━━━ ARTICLE ━━━

31. The coated or imprinted metal product produced by the process of claim 30.

32. The process of claim 1, in which said electromagnetic irradiation is actinic irradiation.

33. The process of claim 1 in which said irradiation is electron beam irradiation.
 Description Submit all comments and votes
 


BACKGROUND OF THE INVENTION

Coating, printing, and related processes conventionally are carried out by dissolving film-forming ingredients in a volatile solvent, applying the resulting composition to a substrate, and drying and curing the transferred material with or without heating, whereby the volatile solvent is released to the atmosphere. Evolution of the solvent tends to lengthen the hardening process and to leave voids and pinholes in the cured coatings, making them porous. Emission of volatile solvents tends to pollute the adjacent air unless costly arrangements are made to recover practically all of the solvent, and release of flammable volatile solvents may create fire and explosion hazards. Heating often is required to hasten removal of the solvent, but the higher temperatures produced may damage the substrate, or may cause running and deformation of the coating while it still is soft.

━━━

DIRECTIONS FOR THIS TASK: From the coating patent text, reproduce word for word the passage between "Coating, printing, and" and "still is soft.", inclusive.

━━━ PROVIDED MATERIAL ━━━

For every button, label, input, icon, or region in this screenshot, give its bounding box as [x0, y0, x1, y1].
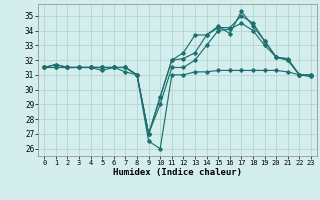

━━━

TASK SOLUTION:
Coating, printing, and related processes conventionally are carried out by dissolving film-forming ingredients in a volatile solvent, applying the resulting composition to a substrate, and drying and curing the transferred material with or without heating, whereby the volatile solvent is released to the atmosphere. Evolution of the solvent tends to lengthen the hardening process and to leave voids and pinholes in the cured coatings, making them porous. Emission of volatile solvents tends to pollute the adjacent air unless costly arrangements are made to recover practically all of the solvent, and release of flammable volatile solvents may create fire and explosion hazards. Heating often is required to hasten removal of the solvent, but the higher temperatures produced may damage the substrate, or may cause running and deformation of the coating while it still is soft.